● **Record set**:
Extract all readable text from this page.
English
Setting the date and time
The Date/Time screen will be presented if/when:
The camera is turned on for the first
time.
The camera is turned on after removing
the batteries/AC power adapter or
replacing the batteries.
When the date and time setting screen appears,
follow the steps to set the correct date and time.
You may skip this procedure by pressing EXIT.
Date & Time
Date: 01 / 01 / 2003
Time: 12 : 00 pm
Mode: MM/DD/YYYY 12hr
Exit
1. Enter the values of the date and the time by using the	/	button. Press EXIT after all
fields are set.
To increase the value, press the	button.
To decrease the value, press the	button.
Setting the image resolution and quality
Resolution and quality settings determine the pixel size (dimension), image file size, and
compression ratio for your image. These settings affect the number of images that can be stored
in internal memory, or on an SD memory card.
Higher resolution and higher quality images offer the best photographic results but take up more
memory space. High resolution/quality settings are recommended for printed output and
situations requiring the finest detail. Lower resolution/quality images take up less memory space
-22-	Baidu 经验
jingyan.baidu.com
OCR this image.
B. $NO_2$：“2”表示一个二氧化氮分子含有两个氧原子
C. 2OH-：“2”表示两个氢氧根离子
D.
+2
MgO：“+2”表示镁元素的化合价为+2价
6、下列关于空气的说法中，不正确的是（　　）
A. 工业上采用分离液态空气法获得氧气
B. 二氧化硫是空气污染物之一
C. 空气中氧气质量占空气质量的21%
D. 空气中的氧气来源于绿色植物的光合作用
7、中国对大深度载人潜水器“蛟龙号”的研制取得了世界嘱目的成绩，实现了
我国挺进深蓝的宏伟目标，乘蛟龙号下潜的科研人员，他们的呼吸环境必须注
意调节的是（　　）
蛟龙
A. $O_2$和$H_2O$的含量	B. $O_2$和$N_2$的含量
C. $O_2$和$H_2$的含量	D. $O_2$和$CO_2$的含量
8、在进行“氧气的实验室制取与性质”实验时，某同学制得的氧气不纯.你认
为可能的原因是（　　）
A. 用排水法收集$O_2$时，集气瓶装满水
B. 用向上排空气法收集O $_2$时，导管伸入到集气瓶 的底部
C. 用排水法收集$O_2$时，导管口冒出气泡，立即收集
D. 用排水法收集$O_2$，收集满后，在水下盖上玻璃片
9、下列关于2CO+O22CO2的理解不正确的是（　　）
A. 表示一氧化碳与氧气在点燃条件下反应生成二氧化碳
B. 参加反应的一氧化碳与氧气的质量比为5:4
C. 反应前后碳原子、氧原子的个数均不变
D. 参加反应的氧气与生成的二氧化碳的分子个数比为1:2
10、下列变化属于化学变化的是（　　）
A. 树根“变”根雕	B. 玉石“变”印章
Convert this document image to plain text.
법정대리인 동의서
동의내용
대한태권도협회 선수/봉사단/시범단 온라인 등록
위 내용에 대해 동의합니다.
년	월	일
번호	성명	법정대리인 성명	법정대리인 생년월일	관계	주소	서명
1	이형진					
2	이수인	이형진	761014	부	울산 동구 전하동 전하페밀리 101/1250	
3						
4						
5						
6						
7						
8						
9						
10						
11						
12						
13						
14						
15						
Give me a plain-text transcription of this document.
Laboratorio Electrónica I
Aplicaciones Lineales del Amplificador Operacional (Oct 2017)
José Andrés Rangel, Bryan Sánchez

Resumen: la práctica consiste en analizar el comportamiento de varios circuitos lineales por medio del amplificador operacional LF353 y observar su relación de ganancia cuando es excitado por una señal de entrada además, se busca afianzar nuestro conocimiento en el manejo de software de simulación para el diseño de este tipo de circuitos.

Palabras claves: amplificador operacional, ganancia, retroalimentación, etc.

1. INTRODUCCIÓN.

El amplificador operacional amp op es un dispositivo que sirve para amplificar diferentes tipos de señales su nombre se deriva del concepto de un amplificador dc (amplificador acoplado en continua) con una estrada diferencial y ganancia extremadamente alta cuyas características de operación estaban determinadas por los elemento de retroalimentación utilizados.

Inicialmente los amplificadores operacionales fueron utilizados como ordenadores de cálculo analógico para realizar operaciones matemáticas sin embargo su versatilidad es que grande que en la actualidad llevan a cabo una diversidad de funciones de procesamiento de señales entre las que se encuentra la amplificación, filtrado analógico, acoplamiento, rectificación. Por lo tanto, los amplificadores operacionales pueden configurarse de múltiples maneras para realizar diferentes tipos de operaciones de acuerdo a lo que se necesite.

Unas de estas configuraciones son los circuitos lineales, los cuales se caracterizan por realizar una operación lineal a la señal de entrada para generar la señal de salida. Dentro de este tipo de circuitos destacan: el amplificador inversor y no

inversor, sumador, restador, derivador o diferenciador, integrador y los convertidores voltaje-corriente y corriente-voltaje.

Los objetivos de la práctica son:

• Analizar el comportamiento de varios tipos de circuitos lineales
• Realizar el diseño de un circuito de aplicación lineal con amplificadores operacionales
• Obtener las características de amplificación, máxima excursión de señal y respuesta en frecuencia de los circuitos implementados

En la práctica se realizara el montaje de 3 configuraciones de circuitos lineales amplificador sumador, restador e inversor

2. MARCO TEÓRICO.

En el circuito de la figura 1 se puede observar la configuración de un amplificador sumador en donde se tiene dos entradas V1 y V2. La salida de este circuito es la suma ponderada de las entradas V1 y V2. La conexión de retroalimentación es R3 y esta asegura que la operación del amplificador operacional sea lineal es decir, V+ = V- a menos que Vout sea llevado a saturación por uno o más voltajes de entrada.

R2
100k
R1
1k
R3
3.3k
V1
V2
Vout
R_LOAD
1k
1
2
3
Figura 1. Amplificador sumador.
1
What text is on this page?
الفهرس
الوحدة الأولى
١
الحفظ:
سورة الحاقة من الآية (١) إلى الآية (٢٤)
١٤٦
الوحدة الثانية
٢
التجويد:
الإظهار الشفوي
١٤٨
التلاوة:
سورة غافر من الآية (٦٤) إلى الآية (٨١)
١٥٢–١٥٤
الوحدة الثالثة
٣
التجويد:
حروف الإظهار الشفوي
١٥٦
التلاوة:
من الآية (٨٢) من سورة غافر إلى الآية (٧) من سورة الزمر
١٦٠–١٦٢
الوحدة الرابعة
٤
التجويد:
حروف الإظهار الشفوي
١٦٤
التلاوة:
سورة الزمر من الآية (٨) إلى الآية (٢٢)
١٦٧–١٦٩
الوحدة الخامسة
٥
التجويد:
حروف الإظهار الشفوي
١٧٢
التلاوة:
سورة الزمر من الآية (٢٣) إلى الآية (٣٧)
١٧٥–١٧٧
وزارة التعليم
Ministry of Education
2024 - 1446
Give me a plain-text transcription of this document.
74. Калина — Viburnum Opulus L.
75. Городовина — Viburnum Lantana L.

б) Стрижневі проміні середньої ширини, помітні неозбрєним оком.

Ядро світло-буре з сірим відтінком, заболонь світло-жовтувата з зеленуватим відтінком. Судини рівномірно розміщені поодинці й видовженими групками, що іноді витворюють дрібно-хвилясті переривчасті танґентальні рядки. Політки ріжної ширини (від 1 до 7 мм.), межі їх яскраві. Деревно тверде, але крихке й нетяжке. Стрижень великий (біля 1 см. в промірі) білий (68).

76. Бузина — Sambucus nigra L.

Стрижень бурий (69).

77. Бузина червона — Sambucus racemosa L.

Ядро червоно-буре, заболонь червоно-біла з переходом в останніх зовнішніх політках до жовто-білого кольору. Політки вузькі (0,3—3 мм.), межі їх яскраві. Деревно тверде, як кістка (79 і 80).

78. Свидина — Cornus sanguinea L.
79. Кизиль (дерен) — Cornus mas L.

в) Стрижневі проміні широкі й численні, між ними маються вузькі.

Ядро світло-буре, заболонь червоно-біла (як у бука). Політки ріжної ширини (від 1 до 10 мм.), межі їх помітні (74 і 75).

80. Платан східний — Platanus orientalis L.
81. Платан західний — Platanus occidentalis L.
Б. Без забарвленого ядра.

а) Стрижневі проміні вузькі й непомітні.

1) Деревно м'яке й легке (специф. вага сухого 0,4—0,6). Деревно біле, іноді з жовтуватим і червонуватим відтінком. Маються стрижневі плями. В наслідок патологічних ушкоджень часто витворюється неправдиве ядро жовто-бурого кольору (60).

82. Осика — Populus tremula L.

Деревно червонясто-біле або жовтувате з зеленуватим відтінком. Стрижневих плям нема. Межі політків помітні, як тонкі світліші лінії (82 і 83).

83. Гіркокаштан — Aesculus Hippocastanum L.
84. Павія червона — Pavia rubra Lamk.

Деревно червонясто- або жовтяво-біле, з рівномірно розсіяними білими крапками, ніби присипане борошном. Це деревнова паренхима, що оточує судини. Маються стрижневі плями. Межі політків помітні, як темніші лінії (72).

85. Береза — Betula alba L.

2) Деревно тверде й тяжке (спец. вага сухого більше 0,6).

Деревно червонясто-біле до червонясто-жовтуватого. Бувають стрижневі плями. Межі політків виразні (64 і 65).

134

● **Exercise**:
Check every line of the data above for the string "turned", and copy those that have it.

● **Solution for this exercise**:
The camera is turned on for the first
The camera is turned on after removing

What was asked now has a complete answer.